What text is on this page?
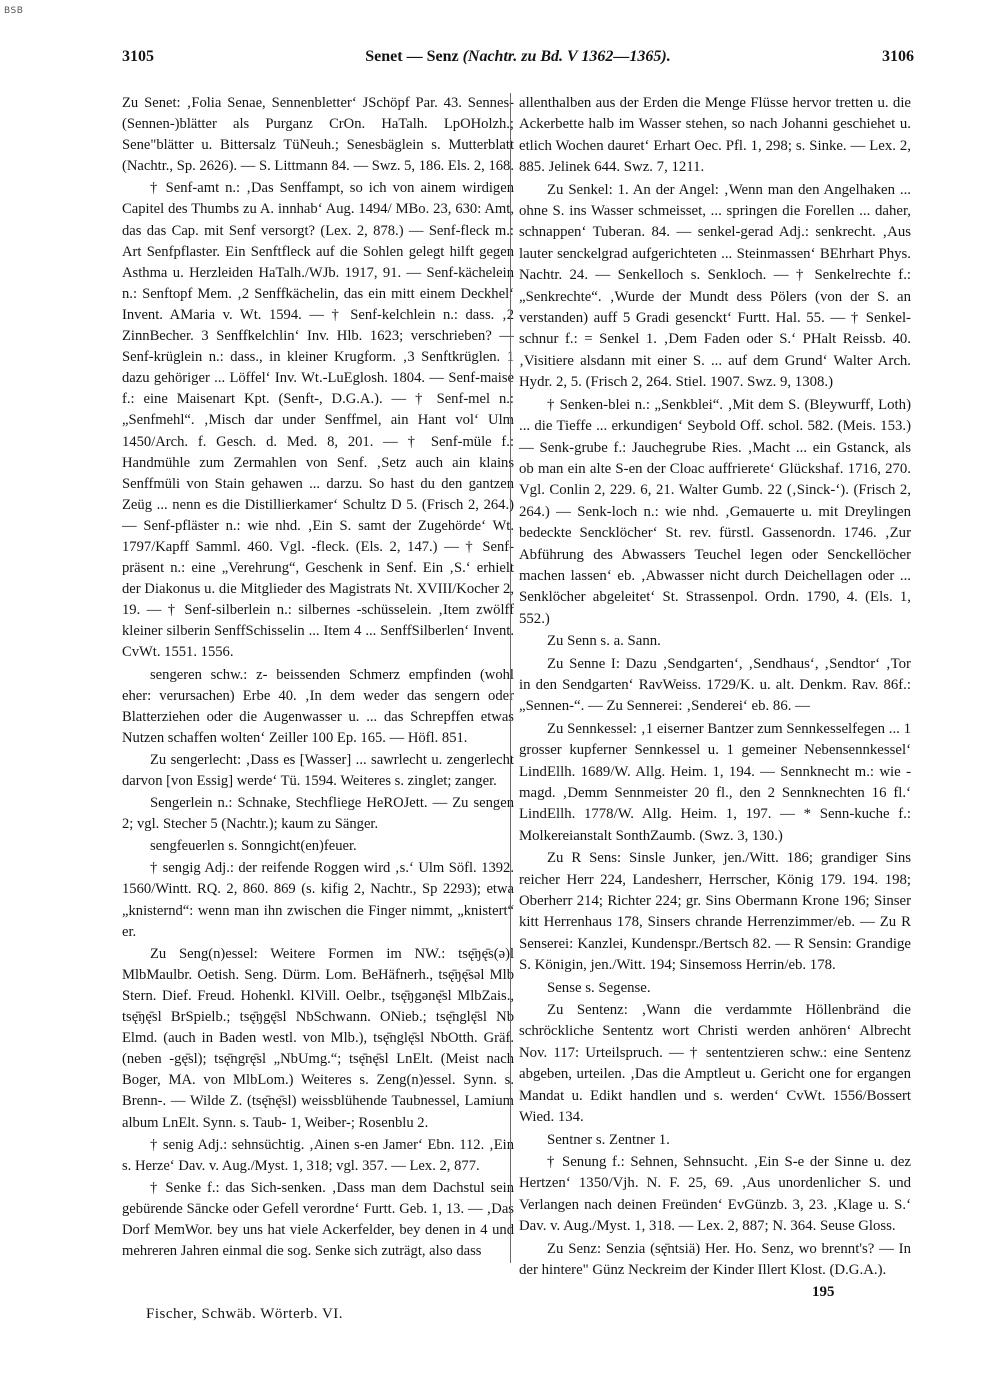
BSB
3105	Senet — Senz (Nachtr. zu Bd. V 1362—1365).	3106

Zu Senet: ‚Folia Senae, Sennenbletter‘ JSchöpf Par. 43. Sennes-(Sennen-)blätter als Purganz CrOn. HaTalh. LpOHolzh.; Sene"blätter u. Bittersalz TüNeuh.; Senesbäglein s. Mutterblatt (Nachtr., Sp. 2626). — S. Littmann 84. — Swz. 5, 186. Els. 2, 168.

† Senf-amt n.: ‚Das Senffampt, so ich von ainem wirdigen Capitel des Thumbs zu A. innhab‘ Aug. 1494/ MBo. 23, 630: Amt, das das Cap. mit Senf versorgt? (Lex. 2, 878.) — Senf-fleck m.: Art Senfpflaster. Ein Senftfleck auf die Sohlen gelegt hilft gegen Asthma u. Herzleiden HaTalh./WJb. 1917, 91. — Senf-kächelein n.: Senftopf Mem. ‚2 Senffkächelin, das ein mitt einem Deckhel‘ Invent. AMaria v. Wt. 1594. — † Senf-kelchlein n.: dass. ‚2 ZinnBecher. 3 Senffkelchlin‘ Inv. Hlb. 1623; verschrieben? — Senf-krüglein n.: dass., in kleiner Krugform. ‚3 Senftkrüglen. 1 dazu gehöriger ... Löffel‘ Inv. Wt.-LuEglosh. 1804. — Senf-maise f.: eine Maisenart Kpt. (Senft-, D.G.A.). — † Senf-mel n.: „Senfmehl“. ‚Misch dar under Senffmel, ain Hant vol‘ Ulm 1450/Arch. f. Gesch. d. Med. 8, 201. — † Senf-müle f.: Handmühle zum Zermahlen von Senf. ‚Setz auch ain klains Senffmüli von Stain gehawen ... darzu. So hast du den gantzen Zeüg ... nenn es die Distillierkamer‘ Schultz D 5. (Frisch 2, 264.) — Senf-pfläster n.: wie nhd. ‚Ein S. samt der Zugehörde‘ Wt. 1797/Kapff Samml. 460. Vgl. -fleck. (Els. 2, 147.) — † Senf-präsent n.: eine „Verehrung“, Geschenk in Senf. Ein ‚S.‘ erhielt der Diakonus u. die Mitglieder des Magistrats Nt. XVIII/Kocher 2, 19. — † Senf-silberlein n.: silbernes -schüsselein. ‚Item zwölff kleiner silberin SenffSchisselin ... Item 4 ... SenffSilberlen‘ Invent. CvWt. 1551. 1556.

sengeren schw.: z- beissenden Schmerz empfinden (wohl eher: verursachen) Erbe 40. ‚In dem weder das sengern oder Blatterziehen oder die Augenwasser u. ... das Schrepffen etwas Nutzen schaffen wolten‘ Zeiller 100 Ep. 165. — Höfl. 851.

Zu sengerlecht: ‚Dass es [Wasser] ... sawrlecht u. zengerlecht darvon [von Essig] werde‘ Tü. 1594. Weiteres s. zinglet; zanger.

Sengerlein n.: Schnake, Stechfliege HeROJett. — Zu sengen 2; vgl. Stecher 5 (Nachtr.); kaum zu Sänger.

sengfeuerlen s. Sonngicht(en)feuer.

† sengig Adj.: der reifende Roggen wird ‚s.‘ Ulm Söfl. 1392. 1560/Wintt. RQ. 2, 860. 869 (s. kifig 2, Nachtr., Sp 2293); etwa „knisternd“: wenn man ihn zwischen die Finger nimmt, „knistert“ er.

Zu Seng(n)essel: Weitere Formen im NW.: tsę̄ŋę̄s(ə)l MlbMaulbr. Oetish. Seng. Dürm. Lom. BeHäfnerh., tsę̄ŋę̄səl Mlb Stern. Dief. Freud. Hohenkl. KlVill. Oelbr., tsę̄ŋgənę̄sl MlbZais., tsę̄ŋę̄sl BrSpielb.; tsę̄ŋgę̄sl NbSchwann. ONieb.; tsę̄nglę̄sl Nb Elmd. (auch in Baden westl. von Mlb.), tsę̄nglę̄sl NbOtth. Gräf. (neben -gę̄sl); tsę̄ngrę̄sl „NbUmg.“; tsę̄nę̄sl LnElt. (Meist nach Boger, MA. von MlbLom.) Weiteres s. Zeng(n)essel. Synn. s. Brenn-. — Wilde Z. (tsę̄nę̄sl) weissblühende Taubnessel, Lamium album LnElt. Synn. s. Taub- 1, Weiber-; Rosenblu 2.

† senig Adj.: sehnsüchtig. ‚Ainen s-en Jamer‘ Ebn. 112. ‚Ein s. Herze‘ Dav. v. Aug./Myst. 1, 318; vgl. 357. — Lex. 2, 877.

† Senke f.: das Sich-senken. ‚Dass man dem Dachstul sein gebürende Sāncke oder Gefell verordne‘ Furtt. Geb. 1, 13. — ‚Das Dorf MemWor. bey uns hat viele Ackerfelder, bey denen in 4 und mehreren Jahren einmal die sog. Senke sich zuträgt, also dass

allenthalben aus der Erden die Menge Flüsse hervor tretten u. die Ackerbette halb im Wasser stehen, so nach Johanni geschiehet u. etlich Wochen dauret‘ Erhart Oec. Pfl. 1, 298; s. Sinke. — Lex. 2, 885. Jelinek 644. Swz. 7, 1211.

Zu Senkel: 1. An der Angel: ‚Wenn man den Angelhaken ... ohne S. ins Wasser schmeisset, ... springen die Forellen ... daher, schnappen‘ Tuberan. 84. — senkel-gerad Adj.: senkrecht. ‚Aus lauter senckelgrad aufgerichteten ... Steinmassen‘ BEhrhart Phys. Nachtr. 24. — Senkelloch s. Senkloch. — † Senkelrechte f.: „Senkrechte“. ‚Wurde der Mundt dess Pölers (von der S. an verstanden) auff 5 Gradi gesenckt‘ Furtt. Hal. 55. — † Senkel-schnur f.: = Senkel 1. ‚Dem Faden oder S.‘ PHalt Reissb. 40. ‚Visitiere alsdann mit einer S. ... auf dem Grund‘ Walter Arch. Hydr. 2, 5. (Frisch 2, 264. Stiel. 1907. Swz. 9, 1308.)

† Senken-blei n.: „Senkblei“. ‚Mit dem S. (Bleywurff, Loth) ... die Tieffe ... erkundigen‘ Seybold Off. schol. 582. (Meis. 153.) — Senk-grube f.: Jauchegrube Ries. ‚Macht ... ein Gstanck, als ob man ein alte S-en der Cloac auffrierete‘ Glückshaf. 1716, 270. Vgl. Conlin 2, 229. 6, 21. Walter Gumb. 22 (‚Sinck-‘). (Frisch 2, 264.) — Senk-loch n.: wie nhd. ‚Gemauerte u. mit Dreylingen bedeckte Sencklöcher‘ St. rev. fürstl. Gassenordn. 1746. ‚Zur Abführung des Abwassers Teuchel legen oder Senckellöcher machen lassen‘ eb. ‚Abwasser nicht durch Deichellagen oder ... Senklöcher abgeleitet‘ St. Strassenpol. Ordn. 1790, 4. (Els. 1, 552.)

Zu Senn s. a. Sann.

Zu Senne I: Dazu ‚Sendgarten‘, ‚Sendhaus‘, ‚Sendtor‘ ‚Tor in den Sendgarten‘ RavWeiss. 1729/K. u. alt. Denkm. Rav. 86f.: „Sennen-“. — Zu Sennerei: ‚Senderei‘ eb. 86. —

Zu Sennkessel: ‚1 eiserner Bantzer zum Sennkesselfegen ... 1 grosser kupferner Sennkessel u. 1 gemeiner Nebensennkessel‘ LindEllh. 1689/W. Allg. Heim. 1, 194. — Sennknecht m.: wie -magd. ‚Demm Sennmeister 20 fl., den 2 Sennknechten 16 fl.‘ LindEllh. 1778/W. Allg. Heim. 1, 197. — * Senn-kuche f.: Molkereianstalt SonthZaumb. (Swz. 3, 130.)

Zu R Sens: Sinsle Junker, jen./Witt. 186; grandiger Sins reicher Herr 224, Landesherr, Herrscher, König 179. 194. 198; Oberherr 214; Richter 224; gr. Sins Obermann Krone 196; Sinser kitt Herrenhaus 178, Sinsers chrande Herrenzimmer/eb. — Zu R Senserei: Kanzlei, Kundenspr./Bertsch 82. — R Sensin: Grandige S. Königin, jen./Witt. 194; Sinsemoss Herrin/eb. 178.

Sense s. Segense.

Zu Sentenz: ‚Wann die verdammte Höllenbränd die schröckliche Sententz wort Christi werden anhören‘ Albrecht Nov. 117: Urteilspruch. — † sententzieren schw.: eine Sentenz abgeben, urteilen. ‚Das die Amptleut u. Gericht one for ergangen Mandat u. Edikt handlen und s. werden‘ CvWt. 1556/Bossert Wied. 134.

Sentner s. Zentner 1.

† Senung f.: Sehnen, Sehnsucht. ‚Ein S-e der Sinne u. dez Hertzen‘ 1350/Vjh. N. F. 25, 69. ‚Aus unordenlicher S. und Verlangen nach deinen Freünden‘ EvGünzb. 3, 23. ‚Klage u. S.‘ Dav. v. Aug./Myst. 1, 318. — Lex. 2, 887; N. 364. Seuse Gloss.

Zu Senz: Senzia (sę̄ntsiä) Her. Ho. Senz, wo brennt's? — In der hintere" Günz Neckreim der Kinder Illert Klost. (D.G.A.).

Fischer, Schwäb. Wörterb. VI.
195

----------------------------------------

_Your task:_ Filter the records above for "Sennen" and copy every matching line.

_Solution below:_
Zu Senet: ‚Folia Senae, Sennenbletter‘ JSchöpf Par. 43. Sennes-(Sennen-)blätter als Purganz CrOn. HaTalh. LpOHolzh.; Sene"blätter u. Bittersalz TüNeuh.; Senesbäglein s. Mutterblatt (Nachtr., Sp. 2626). — S. Littmann 84. — Swz. 5, 186. Els. 2, 168.
Zu Senne I: Dazu ‚Sendgarten‘, ‚Sendhaus‘, ‚Sendtor‘ ‚Tor in den Sendgarten‘ RavWeiss. 1729/K. u. alt. Denkm. Rav. 86f.: „Sennen-“. — Zu Sennerei: ‚Senderei‘ eb. 86. —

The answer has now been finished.